* Start STORED DATA *
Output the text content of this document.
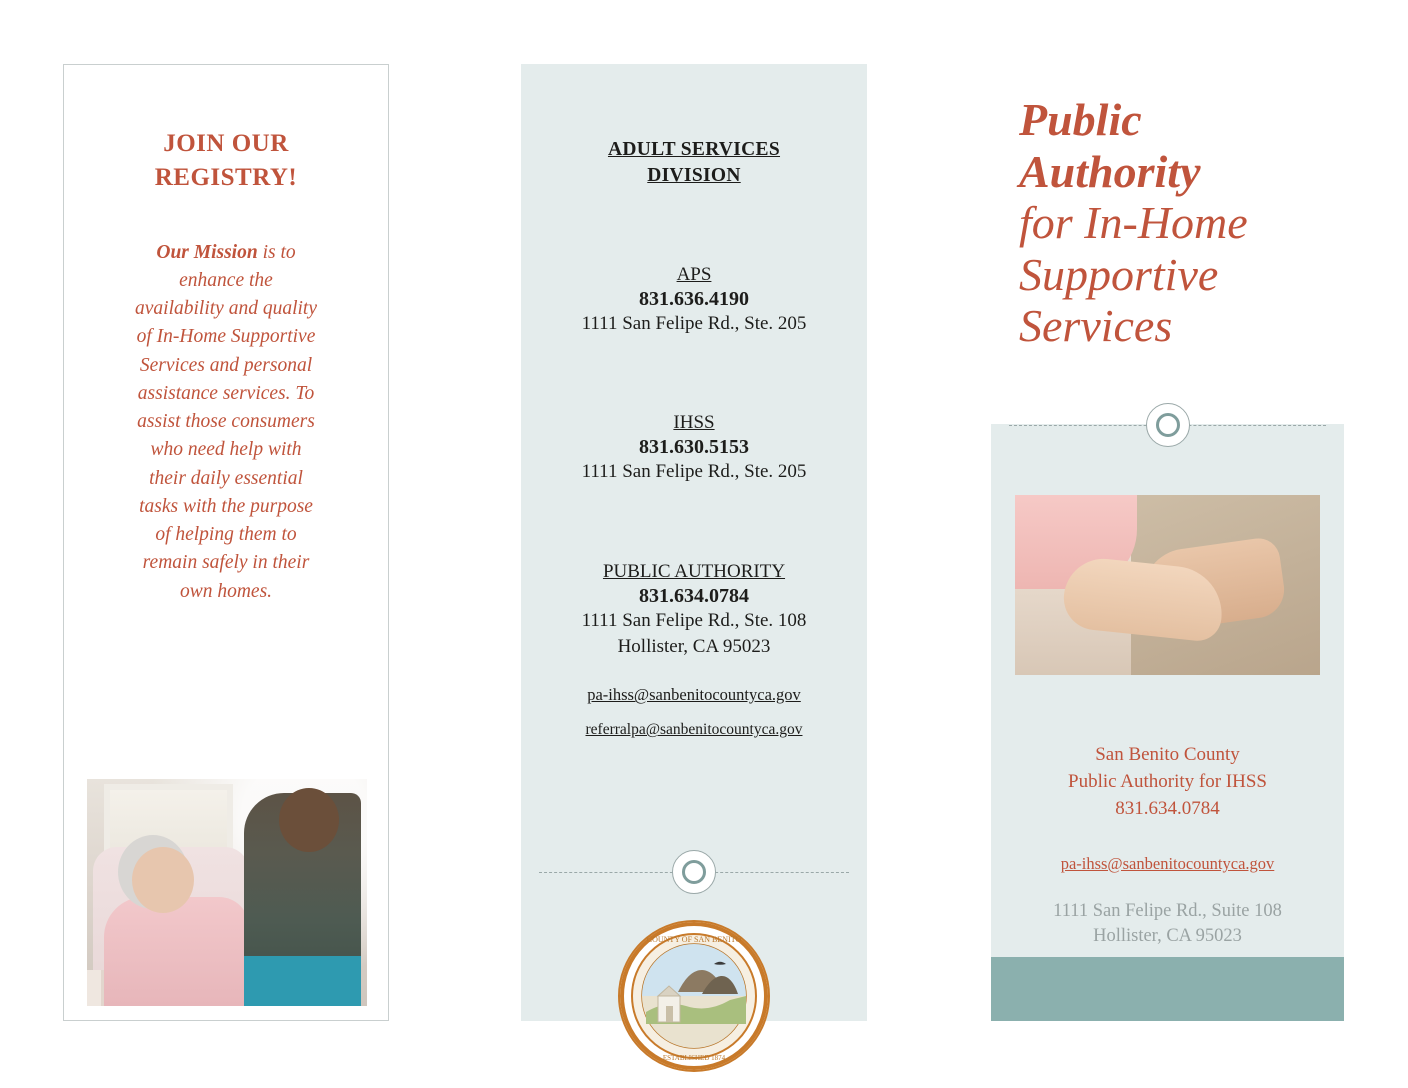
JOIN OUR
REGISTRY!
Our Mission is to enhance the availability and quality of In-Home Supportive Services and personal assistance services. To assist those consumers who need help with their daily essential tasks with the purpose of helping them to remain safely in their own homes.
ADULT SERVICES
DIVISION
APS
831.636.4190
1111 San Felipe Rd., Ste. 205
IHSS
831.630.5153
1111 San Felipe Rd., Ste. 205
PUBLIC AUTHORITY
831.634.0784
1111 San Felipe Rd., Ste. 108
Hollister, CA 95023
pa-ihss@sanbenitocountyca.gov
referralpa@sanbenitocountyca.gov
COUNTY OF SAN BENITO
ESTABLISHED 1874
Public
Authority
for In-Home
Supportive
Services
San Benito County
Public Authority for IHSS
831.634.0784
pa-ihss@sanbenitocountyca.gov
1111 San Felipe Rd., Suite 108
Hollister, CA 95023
* End STORED DATA *
Restate the data above word for word. Do not include the images.

#### [CORRECT OUTPUT]
Output the text content of this document.
JOIN OUR
REGISTRY!
Our Mission is to enhance the availability and quality of In-Home Supportive Services and personal assistance services. To assist those consumers who need help with their daily essential tasks with the purpose of helping them to remain safely in their own homes.
ADULT SERVICES
DIVISION
APS
831.636.4190
1111 San Felipe Rd., Ste. 205
IHSS
831.630.5153
1111 San Felipe Rd., Ste. 205
PUBLIC AUTHORITY
831.634.0784
1111 San Felipe Rd., Ste. 108
Hollister, CA 95023
pa-ihss@sanbenitocountyca.gov
referralpa@sanbenitocountyca.gov
COUNTY OF SAN BENITO
ESTABLISHED 1874
Public
Authority
for In-Home
Supportive
Services
San Benito County
Public Authority for IHSS
831.634.0784
pa-ihss@sanbenitocountyca.gov
1111 San Felipe Rd., Suite 108
Hollister, CA 95023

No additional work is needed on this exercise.